- [Task requirements]: Read through the entries below and return each line with the word "المشروع".

- [Records from a data source]:
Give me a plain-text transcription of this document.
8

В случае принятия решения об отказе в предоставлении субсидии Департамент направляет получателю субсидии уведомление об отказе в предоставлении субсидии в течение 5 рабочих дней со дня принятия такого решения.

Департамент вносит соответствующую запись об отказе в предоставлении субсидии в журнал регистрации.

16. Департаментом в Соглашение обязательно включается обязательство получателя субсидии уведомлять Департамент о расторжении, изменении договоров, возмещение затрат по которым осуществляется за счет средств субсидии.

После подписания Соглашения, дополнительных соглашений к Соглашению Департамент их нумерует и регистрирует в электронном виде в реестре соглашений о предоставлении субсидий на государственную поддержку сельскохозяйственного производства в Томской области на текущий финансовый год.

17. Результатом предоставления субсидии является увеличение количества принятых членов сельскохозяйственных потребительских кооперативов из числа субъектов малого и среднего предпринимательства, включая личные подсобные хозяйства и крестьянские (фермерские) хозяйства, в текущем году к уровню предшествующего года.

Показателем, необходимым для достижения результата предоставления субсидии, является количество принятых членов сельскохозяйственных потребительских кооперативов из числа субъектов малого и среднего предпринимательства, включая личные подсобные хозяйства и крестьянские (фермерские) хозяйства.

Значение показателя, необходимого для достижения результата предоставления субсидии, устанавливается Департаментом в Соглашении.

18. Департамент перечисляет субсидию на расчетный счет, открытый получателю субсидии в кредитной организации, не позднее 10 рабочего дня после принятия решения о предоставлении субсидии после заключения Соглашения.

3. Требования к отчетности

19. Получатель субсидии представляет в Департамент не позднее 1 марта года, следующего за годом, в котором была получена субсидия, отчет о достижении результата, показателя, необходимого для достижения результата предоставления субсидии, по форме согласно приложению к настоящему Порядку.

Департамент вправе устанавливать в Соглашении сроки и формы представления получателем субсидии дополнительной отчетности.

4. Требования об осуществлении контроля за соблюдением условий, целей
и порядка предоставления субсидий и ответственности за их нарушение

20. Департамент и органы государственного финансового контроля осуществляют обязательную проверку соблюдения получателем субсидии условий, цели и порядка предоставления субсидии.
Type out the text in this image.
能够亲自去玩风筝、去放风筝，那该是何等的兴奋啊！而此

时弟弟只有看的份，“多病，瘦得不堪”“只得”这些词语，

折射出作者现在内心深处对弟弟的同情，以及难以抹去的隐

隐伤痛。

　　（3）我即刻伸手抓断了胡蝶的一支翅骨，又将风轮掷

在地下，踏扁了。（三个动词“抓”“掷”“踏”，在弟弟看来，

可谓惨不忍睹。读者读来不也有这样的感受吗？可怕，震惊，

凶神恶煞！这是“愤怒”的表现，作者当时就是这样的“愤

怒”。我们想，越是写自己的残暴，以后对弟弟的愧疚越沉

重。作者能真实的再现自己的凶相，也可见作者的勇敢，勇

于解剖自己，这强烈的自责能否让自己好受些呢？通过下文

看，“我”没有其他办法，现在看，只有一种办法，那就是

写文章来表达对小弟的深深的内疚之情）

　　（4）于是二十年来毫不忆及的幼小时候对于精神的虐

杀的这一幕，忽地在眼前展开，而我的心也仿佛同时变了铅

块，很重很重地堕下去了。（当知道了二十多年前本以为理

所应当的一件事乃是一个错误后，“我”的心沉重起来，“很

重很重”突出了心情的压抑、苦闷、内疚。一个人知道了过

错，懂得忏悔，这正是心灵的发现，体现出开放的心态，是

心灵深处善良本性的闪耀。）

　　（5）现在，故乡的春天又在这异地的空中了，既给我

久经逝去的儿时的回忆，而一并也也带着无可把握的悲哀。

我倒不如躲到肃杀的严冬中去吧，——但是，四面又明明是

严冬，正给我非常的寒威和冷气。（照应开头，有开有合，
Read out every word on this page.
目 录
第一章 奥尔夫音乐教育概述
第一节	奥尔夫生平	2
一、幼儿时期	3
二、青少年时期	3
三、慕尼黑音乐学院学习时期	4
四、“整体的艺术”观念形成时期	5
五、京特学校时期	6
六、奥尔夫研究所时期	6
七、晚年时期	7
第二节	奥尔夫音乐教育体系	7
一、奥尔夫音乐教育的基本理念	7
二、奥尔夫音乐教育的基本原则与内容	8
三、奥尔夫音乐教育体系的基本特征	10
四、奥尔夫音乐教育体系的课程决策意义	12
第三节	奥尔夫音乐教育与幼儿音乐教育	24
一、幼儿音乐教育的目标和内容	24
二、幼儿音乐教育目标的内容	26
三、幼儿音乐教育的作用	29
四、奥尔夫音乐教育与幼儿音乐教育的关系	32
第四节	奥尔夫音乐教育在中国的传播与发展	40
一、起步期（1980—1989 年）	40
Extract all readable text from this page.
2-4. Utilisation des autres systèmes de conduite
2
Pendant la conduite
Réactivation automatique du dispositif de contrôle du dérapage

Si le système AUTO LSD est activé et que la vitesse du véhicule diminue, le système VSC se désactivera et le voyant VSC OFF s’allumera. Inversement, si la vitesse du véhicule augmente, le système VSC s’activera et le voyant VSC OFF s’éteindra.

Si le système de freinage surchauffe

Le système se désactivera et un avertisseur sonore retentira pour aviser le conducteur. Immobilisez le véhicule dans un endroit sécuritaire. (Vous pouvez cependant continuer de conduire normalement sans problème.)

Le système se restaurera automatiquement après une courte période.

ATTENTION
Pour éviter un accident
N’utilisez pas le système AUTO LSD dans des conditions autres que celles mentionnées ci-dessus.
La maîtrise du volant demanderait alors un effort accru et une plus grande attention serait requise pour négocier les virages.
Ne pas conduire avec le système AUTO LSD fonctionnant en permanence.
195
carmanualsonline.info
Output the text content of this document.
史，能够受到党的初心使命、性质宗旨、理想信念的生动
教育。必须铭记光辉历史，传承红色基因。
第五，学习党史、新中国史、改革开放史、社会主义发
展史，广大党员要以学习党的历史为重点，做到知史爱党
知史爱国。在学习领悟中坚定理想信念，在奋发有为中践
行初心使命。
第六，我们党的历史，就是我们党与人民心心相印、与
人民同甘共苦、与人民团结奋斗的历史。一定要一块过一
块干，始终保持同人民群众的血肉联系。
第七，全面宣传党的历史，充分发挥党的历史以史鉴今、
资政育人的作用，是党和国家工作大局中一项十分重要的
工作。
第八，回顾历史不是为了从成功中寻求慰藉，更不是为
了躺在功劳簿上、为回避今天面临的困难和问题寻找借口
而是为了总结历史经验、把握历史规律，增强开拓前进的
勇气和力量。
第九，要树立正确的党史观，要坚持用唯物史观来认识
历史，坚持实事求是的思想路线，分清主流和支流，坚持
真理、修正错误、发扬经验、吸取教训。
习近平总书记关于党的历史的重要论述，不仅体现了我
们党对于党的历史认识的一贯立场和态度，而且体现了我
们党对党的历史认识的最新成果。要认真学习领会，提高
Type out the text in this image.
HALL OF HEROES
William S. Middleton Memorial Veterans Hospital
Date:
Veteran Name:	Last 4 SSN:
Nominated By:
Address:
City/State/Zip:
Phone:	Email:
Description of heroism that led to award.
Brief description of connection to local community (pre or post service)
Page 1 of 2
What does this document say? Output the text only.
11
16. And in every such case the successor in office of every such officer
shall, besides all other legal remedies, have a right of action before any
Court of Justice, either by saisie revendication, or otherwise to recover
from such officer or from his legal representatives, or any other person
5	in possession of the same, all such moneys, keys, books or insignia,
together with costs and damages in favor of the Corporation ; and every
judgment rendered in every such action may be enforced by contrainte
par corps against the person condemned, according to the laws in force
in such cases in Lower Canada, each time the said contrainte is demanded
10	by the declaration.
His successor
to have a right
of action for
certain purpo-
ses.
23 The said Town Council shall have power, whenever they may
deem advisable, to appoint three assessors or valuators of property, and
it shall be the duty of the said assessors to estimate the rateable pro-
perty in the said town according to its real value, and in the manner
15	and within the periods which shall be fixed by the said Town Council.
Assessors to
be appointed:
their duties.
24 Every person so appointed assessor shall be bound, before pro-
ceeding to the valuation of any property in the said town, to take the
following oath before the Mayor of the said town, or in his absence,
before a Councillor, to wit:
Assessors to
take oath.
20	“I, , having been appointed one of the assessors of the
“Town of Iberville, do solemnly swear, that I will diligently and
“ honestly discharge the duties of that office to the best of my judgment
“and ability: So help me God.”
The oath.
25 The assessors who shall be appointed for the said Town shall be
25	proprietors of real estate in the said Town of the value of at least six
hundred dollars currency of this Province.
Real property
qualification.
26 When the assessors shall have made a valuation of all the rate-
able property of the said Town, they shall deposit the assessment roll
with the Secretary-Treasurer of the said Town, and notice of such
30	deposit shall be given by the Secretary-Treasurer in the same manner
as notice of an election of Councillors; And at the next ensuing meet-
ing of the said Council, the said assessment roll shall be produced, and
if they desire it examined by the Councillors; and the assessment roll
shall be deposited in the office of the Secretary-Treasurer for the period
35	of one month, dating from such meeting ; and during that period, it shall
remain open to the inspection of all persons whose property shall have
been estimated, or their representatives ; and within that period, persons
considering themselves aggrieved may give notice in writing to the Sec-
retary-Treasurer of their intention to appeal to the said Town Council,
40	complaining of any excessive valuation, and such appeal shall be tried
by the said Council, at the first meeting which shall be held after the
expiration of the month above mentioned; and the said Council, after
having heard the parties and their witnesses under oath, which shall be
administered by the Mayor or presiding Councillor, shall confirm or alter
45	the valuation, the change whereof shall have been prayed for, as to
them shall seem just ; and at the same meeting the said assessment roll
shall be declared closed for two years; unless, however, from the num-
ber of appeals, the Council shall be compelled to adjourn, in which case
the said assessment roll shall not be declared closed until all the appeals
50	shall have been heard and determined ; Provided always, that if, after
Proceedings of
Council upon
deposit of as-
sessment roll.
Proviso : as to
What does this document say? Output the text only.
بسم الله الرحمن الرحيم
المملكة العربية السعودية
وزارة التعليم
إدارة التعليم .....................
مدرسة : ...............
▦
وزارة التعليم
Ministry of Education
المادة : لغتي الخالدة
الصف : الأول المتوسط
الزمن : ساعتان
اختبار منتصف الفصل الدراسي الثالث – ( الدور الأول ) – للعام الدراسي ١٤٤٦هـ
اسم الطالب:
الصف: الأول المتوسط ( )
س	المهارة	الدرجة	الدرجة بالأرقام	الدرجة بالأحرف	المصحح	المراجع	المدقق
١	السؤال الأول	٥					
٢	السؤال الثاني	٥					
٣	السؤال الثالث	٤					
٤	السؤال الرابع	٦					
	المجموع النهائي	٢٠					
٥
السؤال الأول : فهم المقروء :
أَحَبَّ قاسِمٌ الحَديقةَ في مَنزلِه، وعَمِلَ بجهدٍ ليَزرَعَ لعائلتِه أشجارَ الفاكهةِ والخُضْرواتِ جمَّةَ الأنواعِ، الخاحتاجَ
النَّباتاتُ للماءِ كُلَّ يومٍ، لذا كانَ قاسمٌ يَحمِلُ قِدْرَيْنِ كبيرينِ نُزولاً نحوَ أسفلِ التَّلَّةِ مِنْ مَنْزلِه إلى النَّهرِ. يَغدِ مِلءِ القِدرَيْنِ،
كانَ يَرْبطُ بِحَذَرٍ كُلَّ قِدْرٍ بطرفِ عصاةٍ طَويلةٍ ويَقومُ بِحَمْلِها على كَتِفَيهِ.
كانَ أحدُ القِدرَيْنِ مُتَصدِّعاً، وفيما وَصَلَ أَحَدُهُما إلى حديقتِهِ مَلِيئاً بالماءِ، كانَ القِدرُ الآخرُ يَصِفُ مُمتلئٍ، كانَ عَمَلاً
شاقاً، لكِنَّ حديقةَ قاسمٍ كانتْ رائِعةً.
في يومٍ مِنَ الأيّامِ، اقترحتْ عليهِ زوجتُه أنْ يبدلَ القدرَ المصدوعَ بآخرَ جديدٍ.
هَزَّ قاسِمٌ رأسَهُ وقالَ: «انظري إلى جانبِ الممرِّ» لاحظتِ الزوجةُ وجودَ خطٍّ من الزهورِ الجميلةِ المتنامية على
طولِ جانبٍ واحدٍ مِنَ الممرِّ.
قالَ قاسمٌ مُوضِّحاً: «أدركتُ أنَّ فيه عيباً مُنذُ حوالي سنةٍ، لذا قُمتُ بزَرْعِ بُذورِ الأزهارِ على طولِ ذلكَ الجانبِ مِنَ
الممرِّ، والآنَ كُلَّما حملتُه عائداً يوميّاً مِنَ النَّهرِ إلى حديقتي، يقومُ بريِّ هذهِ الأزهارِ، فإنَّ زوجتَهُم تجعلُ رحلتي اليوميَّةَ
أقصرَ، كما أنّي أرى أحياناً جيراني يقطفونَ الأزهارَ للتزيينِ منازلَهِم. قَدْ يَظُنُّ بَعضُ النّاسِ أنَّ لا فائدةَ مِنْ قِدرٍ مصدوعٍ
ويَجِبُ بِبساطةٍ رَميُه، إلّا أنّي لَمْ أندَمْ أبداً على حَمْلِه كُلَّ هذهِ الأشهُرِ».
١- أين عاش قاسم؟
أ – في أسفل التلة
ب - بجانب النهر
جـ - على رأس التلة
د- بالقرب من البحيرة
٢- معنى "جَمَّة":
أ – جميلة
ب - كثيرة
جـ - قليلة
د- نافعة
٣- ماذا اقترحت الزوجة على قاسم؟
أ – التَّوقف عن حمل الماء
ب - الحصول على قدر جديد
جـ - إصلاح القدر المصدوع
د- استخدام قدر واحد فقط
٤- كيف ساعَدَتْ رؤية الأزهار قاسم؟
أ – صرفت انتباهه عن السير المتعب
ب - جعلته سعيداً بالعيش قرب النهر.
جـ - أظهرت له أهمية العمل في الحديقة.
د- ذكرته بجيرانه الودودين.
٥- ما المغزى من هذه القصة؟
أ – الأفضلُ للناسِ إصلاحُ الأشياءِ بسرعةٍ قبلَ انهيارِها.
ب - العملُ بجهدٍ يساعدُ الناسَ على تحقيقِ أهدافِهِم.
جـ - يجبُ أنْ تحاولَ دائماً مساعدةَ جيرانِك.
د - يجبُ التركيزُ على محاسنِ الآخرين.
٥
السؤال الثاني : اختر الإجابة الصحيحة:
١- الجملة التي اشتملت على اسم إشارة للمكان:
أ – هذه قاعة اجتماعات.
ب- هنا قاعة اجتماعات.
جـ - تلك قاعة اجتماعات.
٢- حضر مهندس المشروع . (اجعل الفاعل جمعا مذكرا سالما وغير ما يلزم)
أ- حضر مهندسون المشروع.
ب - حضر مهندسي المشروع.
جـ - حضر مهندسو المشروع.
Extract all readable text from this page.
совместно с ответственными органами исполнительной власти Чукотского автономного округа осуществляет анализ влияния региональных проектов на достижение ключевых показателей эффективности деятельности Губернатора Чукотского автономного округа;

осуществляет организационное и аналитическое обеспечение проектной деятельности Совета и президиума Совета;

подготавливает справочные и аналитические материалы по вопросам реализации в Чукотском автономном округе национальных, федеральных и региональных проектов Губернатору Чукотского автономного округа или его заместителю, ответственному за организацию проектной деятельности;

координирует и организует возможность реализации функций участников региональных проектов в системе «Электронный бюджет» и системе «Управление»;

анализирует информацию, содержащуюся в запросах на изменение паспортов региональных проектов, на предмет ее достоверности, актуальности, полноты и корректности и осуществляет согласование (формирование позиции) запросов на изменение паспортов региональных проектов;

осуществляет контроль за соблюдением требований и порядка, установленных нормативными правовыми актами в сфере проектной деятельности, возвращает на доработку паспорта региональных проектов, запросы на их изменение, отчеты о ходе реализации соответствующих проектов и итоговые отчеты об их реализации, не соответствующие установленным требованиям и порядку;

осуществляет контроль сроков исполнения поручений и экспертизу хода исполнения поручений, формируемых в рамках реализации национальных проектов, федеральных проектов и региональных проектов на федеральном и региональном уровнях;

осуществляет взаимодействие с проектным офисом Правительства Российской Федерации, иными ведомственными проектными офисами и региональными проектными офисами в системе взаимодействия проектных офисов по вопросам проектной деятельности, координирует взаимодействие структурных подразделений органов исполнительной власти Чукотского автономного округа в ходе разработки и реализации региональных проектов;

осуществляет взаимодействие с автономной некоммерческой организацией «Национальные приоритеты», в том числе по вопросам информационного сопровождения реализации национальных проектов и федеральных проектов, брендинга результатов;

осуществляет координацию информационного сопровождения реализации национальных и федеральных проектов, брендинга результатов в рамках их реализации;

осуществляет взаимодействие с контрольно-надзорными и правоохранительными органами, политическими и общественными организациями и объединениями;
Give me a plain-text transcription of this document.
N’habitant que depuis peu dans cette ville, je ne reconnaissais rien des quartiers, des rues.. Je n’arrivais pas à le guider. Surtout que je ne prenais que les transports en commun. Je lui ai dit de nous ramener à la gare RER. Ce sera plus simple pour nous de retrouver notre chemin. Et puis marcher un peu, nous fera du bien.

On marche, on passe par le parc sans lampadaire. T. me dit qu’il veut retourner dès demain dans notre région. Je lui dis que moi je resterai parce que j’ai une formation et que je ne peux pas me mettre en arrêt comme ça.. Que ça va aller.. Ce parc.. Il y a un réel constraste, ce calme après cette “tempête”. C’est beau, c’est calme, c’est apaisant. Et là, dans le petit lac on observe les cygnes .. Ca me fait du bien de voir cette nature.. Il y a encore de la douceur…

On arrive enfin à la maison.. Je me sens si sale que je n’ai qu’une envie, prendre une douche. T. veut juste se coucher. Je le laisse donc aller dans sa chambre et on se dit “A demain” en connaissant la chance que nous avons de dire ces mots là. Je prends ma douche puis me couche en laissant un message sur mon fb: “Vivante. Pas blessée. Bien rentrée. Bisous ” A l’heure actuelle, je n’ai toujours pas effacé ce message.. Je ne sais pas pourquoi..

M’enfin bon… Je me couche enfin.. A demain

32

- [Solved problem]:
٢- حضر مهندس المشروع . (اجعل الفاعل جمعا مذكرا سالما وغير ما يلزم)
أ- حضر مهندسون المشروع.
ب - حضر مهندسي المشروع.
جـ - حضر مهندسو المشروع.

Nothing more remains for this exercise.